(What is needed): Select from the records below every line that has the word "الحديث" in it.

---------------

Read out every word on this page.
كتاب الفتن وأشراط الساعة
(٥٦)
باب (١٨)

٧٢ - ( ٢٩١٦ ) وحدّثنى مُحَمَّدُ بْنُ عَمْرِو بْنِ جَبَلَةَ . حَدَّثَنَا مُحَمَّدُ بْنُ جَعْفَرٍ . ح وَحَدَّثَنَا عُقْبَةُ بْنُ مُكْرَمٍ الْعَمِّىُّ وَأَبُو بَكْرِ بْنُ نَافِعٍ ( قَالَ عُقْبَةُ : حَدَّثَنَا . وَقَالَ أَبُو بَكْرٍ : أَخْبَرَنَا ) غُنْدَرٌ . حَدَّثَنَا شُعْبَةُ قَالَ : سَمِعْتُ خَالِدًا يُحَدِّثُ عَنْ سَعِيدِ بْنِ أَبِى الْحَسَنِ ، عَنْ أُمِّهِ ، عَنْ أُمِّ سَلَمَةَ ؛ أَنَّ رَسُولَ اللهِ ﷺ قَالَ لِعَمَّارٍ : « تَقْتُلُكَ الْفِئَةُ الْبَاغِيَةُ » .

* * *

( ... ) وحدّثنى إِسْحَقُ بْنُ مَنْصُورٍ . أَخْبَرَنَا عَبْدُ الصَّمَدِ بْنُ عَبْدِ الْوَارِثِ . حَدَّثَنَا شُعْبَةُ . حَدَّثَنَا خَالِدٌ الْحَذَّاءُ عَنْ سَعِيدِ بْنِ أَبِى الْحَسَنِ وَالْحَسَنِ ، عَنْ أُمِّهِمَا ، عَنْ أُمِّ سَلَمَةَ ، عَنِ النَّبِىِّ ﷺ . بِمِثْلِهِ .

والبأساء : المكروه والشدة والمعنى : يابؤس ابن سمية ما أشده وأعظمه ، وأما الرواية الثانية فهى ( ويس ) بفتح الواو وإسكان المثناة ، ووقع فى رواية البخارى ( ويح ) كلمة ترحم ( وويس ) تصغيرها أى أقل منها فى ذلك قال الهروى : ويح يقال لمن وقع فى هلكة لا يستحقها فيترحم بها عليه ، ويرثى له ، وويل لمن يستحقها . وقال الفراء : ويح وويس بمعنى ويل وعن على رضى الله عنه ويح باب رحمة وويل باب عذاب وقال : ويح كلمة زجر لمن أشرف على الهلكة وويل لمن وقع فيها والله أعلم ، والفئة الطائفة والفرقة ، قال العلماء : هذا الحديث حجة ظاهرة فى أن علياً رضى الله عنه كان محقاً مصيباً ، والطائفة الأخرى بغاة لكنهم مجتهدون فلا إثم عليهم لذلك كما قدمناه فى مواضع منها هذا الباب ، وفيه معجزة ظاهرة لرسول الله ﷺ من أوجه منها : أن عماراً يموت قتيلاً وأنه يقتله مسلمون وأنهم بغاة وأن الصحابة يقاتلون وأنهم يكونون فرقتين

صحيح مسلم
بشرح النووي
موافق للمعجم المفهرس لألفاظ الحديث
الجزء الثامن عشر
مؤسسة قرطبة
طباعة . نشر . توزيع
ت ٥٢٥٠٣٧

---------------

(Answer to the exercise):
والبأساء : المكروه والشدة والمعنى : يابؤس ابن سمية ما أشده وأعظمه ، وأما الرواية الثانية فهى ( ويس ) بفتح الواو وإسكان المثناة ، ووقع فى رواية البخارى ( ويح ) كلمة ترحم ( وويس ) تصغيرها أى أقل منها فى ذلك قال الهروى : ويح يقال لمن وقع فى هلكة لا يستحقها فيترحم بها عليه ، ويرثى له ، وويل لمن يستحقها . وقال الفراء : ويح وويس بمعنى ويل وعن على رضى الله عنه ويح باب رحمة وويل باب عذاب وقال : ويح كلمة زجر لمن أشرف على الهلكة وويل لمن وقع فيها والله أعلم ، والفئة الطائفة والفرقة ، قال العلماء : هذا الحديث حجة ظاهرة فى أن علياً رضى الله عنه كان محقاً مصيباً ، والطائفة الأخرى بغاة لكنهم مجتهدون فلا إثم عليهم لذلك كما قدمناه فى مواضع منها هذا الباب ، وفيه معجزة ظاهرة لرسول الله ﷺ من أوجه منها : أن عماراً يموت قتيلاً وأنه يقتله مسلمون وأنهم بغاة وأن الصحابة يقاتلون وأنهم يكونون فرقتين
موافق للمعجم المفهرس لألفاظ الحديث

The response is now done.